YOUR INSTRUCTIONS —
Omit all images. Transcribe the rest of the material below exactly.

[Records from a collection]
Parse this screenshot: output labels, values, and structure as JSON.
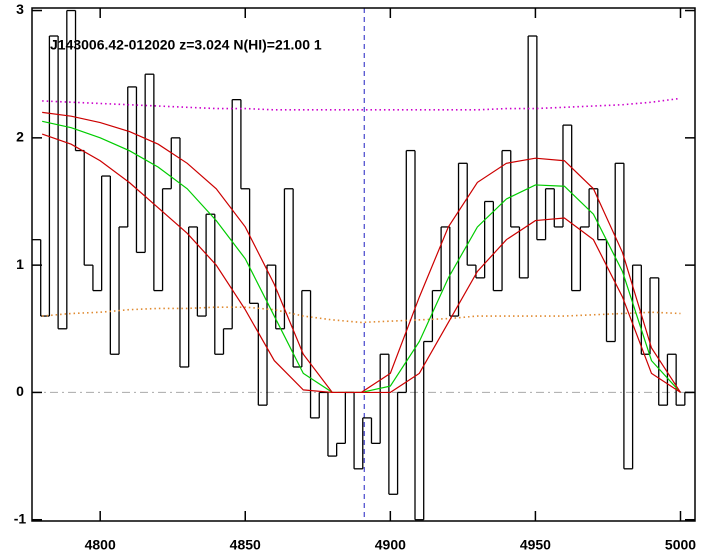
{
  "chart_data": {
    "type": "line",
    "annotation": "J143006.42-012020 z=3.024 N(HI)=21.00 1",
    "xlim": [
      4776.5,
      5005
    ],
    "ylim": [
      -1.01,
      3.02
    ],
    "xticks": [
      4800,
      4850,
      4900,
      4950,
      5000
    ],
    "yticks": [
      -1,
      0,
      1,
      2,
      3
    ],
    "reference_lines": [
      {
        "axis": "y",
        "value": 0,
        "color": "#aaaaaa",
        "style": "dashdot"
      },
      {
        "axis": "x",
        "value": 4891,
        "color": "#2020c0",
        "style": "dashed"
      }
    ],
    "series": [
      {
        "color": "#000000",
        "style": "step",
        "x": [
          4778,
          4781,
          4784,
          4787,
          4790,
          4793,
          4796,
          4799,
          4802,
          4805,
          4808,
          4811,
          4814,
          4817,
          4820,
          4823,
          4826,
          4829,
          4832,
          4835,
          4838,
          4841,
          4844,
          4847,
          4850,
          4853,
          4856,
          4859,
          4862,
          4865,
          4868,
          4871,
          4874,
          4877,
          4880,
          4883,
          4886,
          4889,
          4892,
          4895,
          4898,
          4901,
          4904,
          4907,
          4910,
          4913,
          4916,
          4919,
          4922,
          4925,
          4928,
          4931,
          4934,
          4937,
          4940,
          4943,
          4946,
          4949,
          4952,
          4955,
          4958,
          4961,
          4964,
          4967,
          4970,
          4973,
          4976,
          4979,
          4982,
          4985,
          4988,
          4991,
          4994,
          4997,
          5000,
          5003
        ],
        "values": [
          1.2,
          0.6,
          2.8,
          0.5,
          3.0,
          1.9,
          1.0,
          0.8,
          1.7,
          0.3,
          1.3,
          2.4,
          1.1,
          2.5,
          0.8,
          1.6,
          2.0,
          0.2,
          1.3,
          0.6,
          1.4,
          0.3,
          0.5,
          2.3,
          1.6,
          0.7,
          -0.1,
          1.0,
          0.5,
          1.6,
          0.2,
          0.8,
          -0.2,
          0.0,
          -0.5,
          -0.4,
          0.0,
          -0.6,
          -0.2,
          -0.4,
          0.3,
          -0.8,
          0.0,
          1.9,
          -1.0,
          0.4,
          0.8,
          1.3,
          0.6,
          1.8,
          1.0,
          0.9,
          1.5,
          0.8,
          1.9,
          1.3,
          0.9,
          2.8,
          1.2,
          1.6,
          1.3,
          2.1,
          0.8,
          1.3,
          1.6,
          1.2,
          0.4,
          1.8,
          -0.6,
          1.0,
          0.3,
          0.9,
          -0.1,
          0.3,
          -0.1,
          0.0
        ]
      },
      {
        "color": "#cc00cc",
        "style": "dotted",
        "x": [
          4780,
          4790,
          4800,
          4810,
          4820,
          4830,
          4840,
          4850,
          4860,
          4870,
          4880,
          4890,
          4900,
          4910,
          4920,
          4930,
          4940,
          4950,
          4960,
          4970,
          4980,
          4990,
          5000
        ],
        "values": [
          2.29,
          2.28,
          2.27,
          2.26,
          2.25,
          2.24,
          2.23,
          2.23,
          2.22,
          2.22,
          2.22,
          2.22,
          2.22,
          2.22,
          2.22,
          2.22,
          2.23,
          2.23,
          2.24,
          2.25,
          2.26,
          2.28,
          2.31
        ]
      },
      {
        "color": "#e08a30",
        "style": "dotted",
        "x": [
          4780,
          4790,
          4800,
          4810,
          4820,
          4830,
          4840,
          4850,
          4860,
          4870,
          4880,
          4890,
          4900,
          4910,
          4920,
          4930,
          4940,
          4950,
          4960,
          4970,
          4980,
          4990,
          5000
        ],
        "values": [
          0.6,
          0.62,
          0.63,
          0.65,
          0.66,
          0.66,
          0.67,
          0.67,
          0.65,
          0.6,
          0.57,
          0.55,
          0.56,
          0.57,
          0.58,
          0.6,
          0.6,
          0.6,
          0.6,
          0.61,
          0.62,
          0.63,
          0.62
        ]
      },
      {
        "color": "#00cc00",
        "style": "solid",
        "x": [
          4780,
          4790,
          4800,
          4810,
          4820,
          4830,
          4840,
          4850,
          4860,
          4870,
          4880,
          4890,
          4900,
          4910,
          4920,
          4930,
          4940,
          4950,
          4960,
          4970,
          4980,
          4990,
          5000
        ],
        "values": [
          2.13,
          2.08,
          2.0,
          1.9,
          1.77,
          1.6,
          1.35,
          1.05,
          0.6,
          0.15,
          0.0,
          0.0,
          0.05,
          0.4,
          0.9,
          1.3,
          1.52,
          1.63,
          1.62,
          1.4,
          0.95,
          0.25,
          0.0
        ]
      },
      {
        "color": "#cc0000",
        "style": "solid",
        "x": [
          4780,
          4790,
          4800,
          4810,
          4820,
          4830,
          4840,
          4850,
          4860,
          4870,
          4880,
          4890,
          4900,
          4910,
          4920,
          4930,
          4940,
          4950,
          4960,
          4970,
          4980,
          4990,
          5000
        ],
        "values": [
          2.2,
          2.17,
          2.12,
          2.05,
          1.95,
          1.8,
          1.6,
          1.3,
          0.85,
          0.3,
          0.0,
          0.0,
          0.15,
          0.75,
          1.3,
          1.65,
          1.8,
          1.84,
          1.82,
          1.6,
          1.1,
          0.35,
          0.0
        ]
      },
      {
        "color": "#cc0000",
        "style": "solid",
        "x": [
          4780,
          4790,
          4800,
          4810,
          4820,
          4830,
          4840,
          4850,
          4860,
          4870,
          4880,
          4890,
          4900,
          4910,
          4920,
          4930,
          4940,
          4950,
          4960,
          4970,
          4980,
          4990,
          5000
        ],
        "values": [
          2.03,
          1.95,
          1.82,
          1.65,
          1.45,
          1.25,
          1.0,
          0.65,
          0.25,
          0.02,
          0.0,
          0.0,
          0.0,
          0.15,
          0.55,
          0.95,
          1.2,
          1.35,
          1.37,
          1.2,
          0.75,
          0.15,
          0.0
        ]
      }
    ]
  }
}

RESPONSE —
Parse this screenshot: output labels, values, and structure as JSON.
{
  "chart_data": {
    "type": "line",
    "annotation": "J143006.42-012020 z=3.024 N(HI)=21.00 1",
    "xlim": [
      4776.5,
      5005
    ],
    "ylim": [
      -1.01,
      3.02
    ],
    "xticks": [
      4800,
      4850,
      4900,
      4950,
      5000
    ],
    "yticks": [
      -1,
      0,
      1,
      2,
      3
    ],
    "reference_lines": [
      {
        "axis": "y",
        "value": 0,
        "color": "#aaaaaa",
        "style": "dashdot"
      },
      {
        "axis": "x",
        "value": 4891,
        "color": "#2020c0",
        "style": "dashed"
      }
    ],
    "series": [
      {
        "color": "#000000",
        "style": "step",
        "x": [
          4778,
          4781,
          4784,
          4787,
          4790,
          4793,
          4796,
          4799,
          4802,
          4805,
          4808,
          4811,
          4814,
          4817,
          4820,
          4823,
          4826,
          4829,
          4832,
          4835,
          4838,
          4841,
          4844,
          4847,
          4850,
          4853,
          4856,
          4859,
          4862,
          4865,
          4868,
          4871,
          4874,
          4877,
          4880,
          4883,
          4886,
          4889,
          4892,
          4895,
          4898,
          4901,
          4904,
          4907,
          4910,
          4913,
          4916,
          4919,
          4922,
          4925,
          4928,
          4931,
          4934,
          4937,
          4940,
          4943,
          4946,
          4949,
          4952,
          4955,
          4958,
          4961,
          4964,
          4967,
          4970,
          4973,
          4976,
          4979,
          4982,
          4985,
          4988,
          4991,
          4994,
          4997,
          5000,
          5003
        ],
        "values": [
          1.2,
          0.6,
          2.8,
          0.5,
          3.0,
          1.9,
          1.0,
          0.8,
          1.7,
          0.3,
          1.3,
          2.4,
          1.1,
          2.5,
          0.8,
          1.6,
          2.0,
          0.2,
          1.3,
          0.6,
          1.4,
          0.3,
          0.5,
          2.3,
          1.6,
          0.7,
          -0.1,
          1.0,
          0.5,
          1.6,
          0.2,
          0.8,
          -0.2,
          0.0,
          -0.5,
          -0.4,
          0.0,
          -0.6,
          -0.2,
          -0.4,
          0.3,
          -0.8,
          0.0,
          1.9,
          -1.0,
          0.4,
          0.8,
          1.3,
          0.6,
          1.8,
          1.0,
          0.9,
          1.5,
          0.8,
          1.9,
          1.3,
          0.9,
          2.8,
          1.2,
          1.6,
          1.3,
          2.1,
          0.8,
          1.3,
          1.6,
          1.2,
          0.4,
          1.8,
          -0.6,
          1.0,
          0.3,
          0.9,
          -0.1,
          0.3,
          -0.1,
          0.0
        ]
      },
      {
        "color": "#cc00cc",
        "style": "dotted",
        "x": [
          4780,
          4790,
          4800,
          4810,
          4820,
          4830,
          4840,
          4850,
          4860,
          4870,
          4880,
          4890,
          4900,
          4910,
          4920,
          4930,
          4940,
          4950,
          4960,
          4970,
          4980,
          4990,
          5000
        ],
        "values": [
          2.29,
          2.28,
          2.27,
          2.26,
          2.25,
          2.24,
          2.23,
          2.23,
          2.22,
          2.22,
          2.22,
          2.22,
          2.22,
          2.22,
          2.22,
          2.22,
          2.23,
          2.23,
          2.24,
          2.25,
          2.26,
          2.28,
          2.31
        ]
      },
      {
        "color": "#e08a30",
        "style": "dotted",
        "x": [
          4780,
          4790,
          4800,
          4810,
          4820,
          4830,
          4840,
          4850,
          4860,
          4870,
          4880,
          4890,
          4900,
          4910,
          4920,
          4930,
          4940,
          4950,
          4960,
          4970,
          4980,
          4990,
          5000
        ],
        "values": [
          0.6,
          0.62,
          0.63,
          0.65,
          0.66,
          0.66,
          0.67,
          0.67,
          0.65,
          0.6,
          0.57,
          0.55,
          0.56,
          0.57,
          0.58,
          0.6,
          0.6,
          0.6,
          0.6,
          0.61,
          0.62,
          0.63,
          0.62
        ]
      },
      {
        "color": "#00cc00",
        "style": "solid",
        "x": [
          4780,
          4790,
          4800,
          4810,
          4820,
          4830,
          4840,
          4850,
          4860,
          4870,
          4880,
          4890,
          4900,
          4910,
          4920,
          4930,
          4940,
          4950,
          4960,
          4970,
          4980,
          4990,
          5000
        ],
        "values": [
          2.13,
          2.08,
          2.0,
          1.9,
          1.77,
          1.6,
          1.35,
          1.05,
          0.6,
          0.15,
          0.0,
          0.0,
          0.05,
          0.4,
          0.9,
          1.3,
          1.52,
          1.63,
          1.62,
          1.4,
          0.95,
          0.25,
          0.0
        ]
      },
      {
        "color": "#cc0000",
        "style": "solid",
        "x": [
          4780,
          4790,
          4800,
          4810,
          4820,
          4830,
          4840,
          4850,
          4860,
          4870,
          4880,
          4890,
          4900,
          4910,
          4920,
          4930,
          4940,
          4950,
          4960,
          4970,
          4980,
          4990,
          5000
        ],
        "values": [
          2.2,
          2.17,
          2.12,
          2.05,
          1.95,
          1.8,
          1.6,
          1.3,
          0.85,
          0.3,
          0.0,
          0.0,
          0.15,
          0.75,
          1.3,
          1.65,
          1.8,
          1.84,
          1.82,
          1.6,
          1.1,
          0.35,
          0.0
        ]
      },
      {
        "color": "#cc0000",
        "style": "solid",
        "x": [
          4780,
          4790,
          4800,
          4810,
          4820,
          4830,
          4840,
          4850,
          4860,
          4870,
          4880,
          4890,
          4900,
          4910,
          4920,
          4930,
          4940,
          4950,
          4960,
          4970,
          4980,
          4990,
          5000
        ],
        "values": [
          2.03,
          1.95,
          1.82,
          1.65,
          1.45,
          1.25,
          1.0,
          0.65,
          0.25,
          0.02,
          0.0,
          0.0,
          0.0,
          0.15,
          0.55,
          0.95,
          1.2,
          1.35,
          1.37,
          1.2,
          0.75,
          0.15,
          0.0
        ]
      }
    ]
  }
}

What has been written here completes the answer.